Set problem => Among the records that follow, count the lines with the string "screenshot"; report only that count.

Data shown =>

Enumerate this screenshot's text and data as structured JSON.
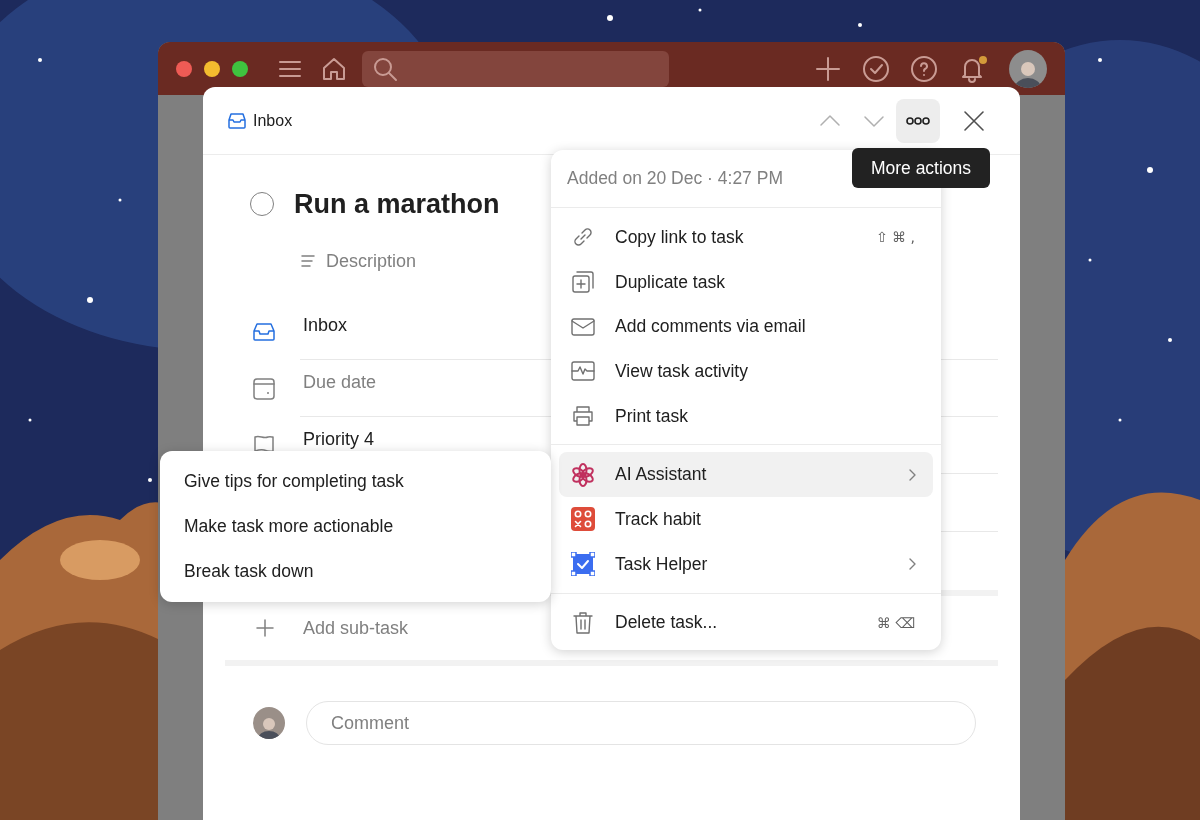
* * *
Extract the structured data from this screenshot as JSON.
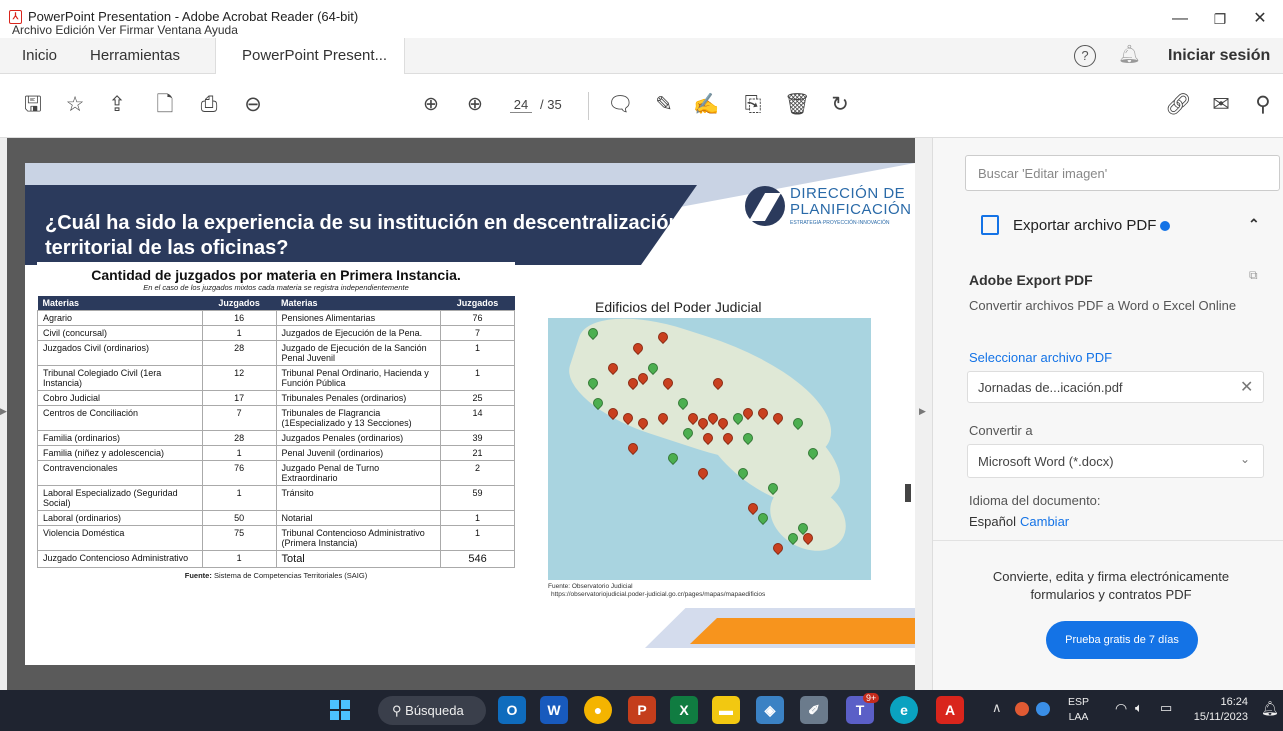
...
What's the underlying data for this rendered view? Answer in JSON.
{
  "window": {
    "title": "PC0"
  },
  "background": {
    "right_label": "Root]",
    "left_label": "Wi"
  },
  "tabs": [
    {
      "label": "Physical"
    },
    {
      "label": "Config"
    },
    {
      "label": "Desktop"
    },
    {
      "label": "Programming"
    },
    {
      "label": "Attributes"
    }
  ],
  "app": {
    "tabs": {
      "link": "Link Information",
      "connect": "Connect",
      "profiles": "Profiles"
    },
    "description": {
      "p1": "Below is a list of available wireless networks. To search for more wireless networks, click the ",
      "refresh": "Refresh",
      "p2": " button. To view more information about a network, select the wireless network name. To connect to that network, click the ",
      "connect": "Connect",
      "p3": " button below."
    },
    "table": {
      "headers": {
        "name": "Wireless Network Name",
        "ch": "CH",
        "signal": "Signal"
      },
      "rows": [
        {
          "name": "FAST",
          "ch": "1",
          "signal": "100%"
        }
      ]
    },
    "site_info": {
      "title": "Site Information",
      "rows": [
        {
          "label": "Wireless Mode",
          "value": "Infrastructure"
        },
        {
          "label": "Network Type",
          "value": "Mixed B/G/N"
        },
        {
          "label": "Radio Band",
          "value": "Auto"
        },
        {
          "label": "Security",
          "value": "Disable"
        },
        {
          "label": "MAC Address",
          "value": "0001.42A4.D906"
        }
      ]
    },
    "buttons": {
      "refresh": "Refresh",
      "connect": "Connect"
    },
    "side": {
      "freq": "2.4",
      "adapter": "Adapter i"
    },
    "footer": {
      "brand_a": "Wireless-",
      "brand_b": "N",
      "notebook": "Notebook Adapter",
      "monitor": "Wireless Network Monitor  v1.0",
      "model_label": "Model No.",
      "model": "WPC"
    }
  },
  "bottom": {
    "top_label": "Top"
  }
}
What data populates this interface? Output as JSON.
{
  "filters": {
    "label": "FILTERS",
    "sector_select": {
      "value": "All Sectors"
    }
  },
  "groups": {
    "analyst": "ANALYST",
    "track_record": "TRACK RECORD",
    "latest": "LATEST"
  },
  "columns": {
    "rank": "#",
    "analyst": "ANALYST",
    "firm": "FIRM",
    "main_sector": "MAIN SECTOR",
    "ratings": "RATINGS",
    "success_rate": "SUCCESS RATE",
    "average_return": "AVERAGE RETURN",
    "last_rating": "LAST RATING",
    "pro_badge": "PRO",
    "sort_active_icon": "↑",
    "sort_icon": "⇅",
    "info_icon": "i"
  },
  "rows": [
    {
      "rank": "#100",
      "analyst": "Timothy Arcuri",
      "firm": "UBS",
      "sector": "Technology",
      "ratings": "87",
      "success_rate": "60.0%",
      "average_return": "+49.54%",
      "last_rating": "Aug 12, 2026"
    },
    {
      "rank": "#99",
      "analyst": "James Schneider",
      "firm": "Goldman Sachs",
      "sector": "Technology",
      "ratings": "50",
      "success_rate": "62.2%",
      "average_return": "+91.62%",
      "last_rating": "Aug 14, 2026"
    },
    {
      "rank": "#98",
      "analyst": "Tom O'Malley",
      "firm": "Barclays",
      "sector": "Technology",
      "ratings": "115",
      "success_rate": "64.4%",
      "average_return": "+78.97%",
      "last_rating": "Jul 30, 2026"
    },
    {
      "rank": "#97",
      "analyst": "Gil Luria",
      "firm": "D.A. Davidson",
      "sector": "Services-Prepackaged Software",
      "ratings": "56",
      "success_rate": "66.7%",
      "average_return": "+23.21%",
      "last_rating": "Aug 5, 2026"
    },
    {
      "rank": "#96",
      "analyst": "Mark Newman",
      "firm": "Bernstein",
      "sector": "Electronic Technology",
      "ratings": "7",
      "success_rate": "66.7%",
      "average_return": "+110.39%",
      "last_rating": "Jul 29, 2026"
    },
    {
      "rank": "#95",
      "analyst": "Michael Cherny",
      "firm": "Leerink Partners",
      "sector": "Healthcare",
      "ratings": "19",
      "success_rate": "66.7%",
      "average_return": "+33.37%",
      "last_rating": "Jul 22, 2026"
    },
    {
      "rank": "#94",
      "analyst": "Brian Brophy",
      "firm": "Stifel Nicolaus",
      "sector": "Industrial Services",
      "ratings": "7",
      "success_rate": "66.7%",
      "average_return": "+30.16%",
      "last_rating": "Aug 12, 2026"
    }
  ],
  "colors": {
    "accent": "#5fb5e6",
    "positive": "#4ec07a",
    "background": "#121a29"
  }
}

Response below => 2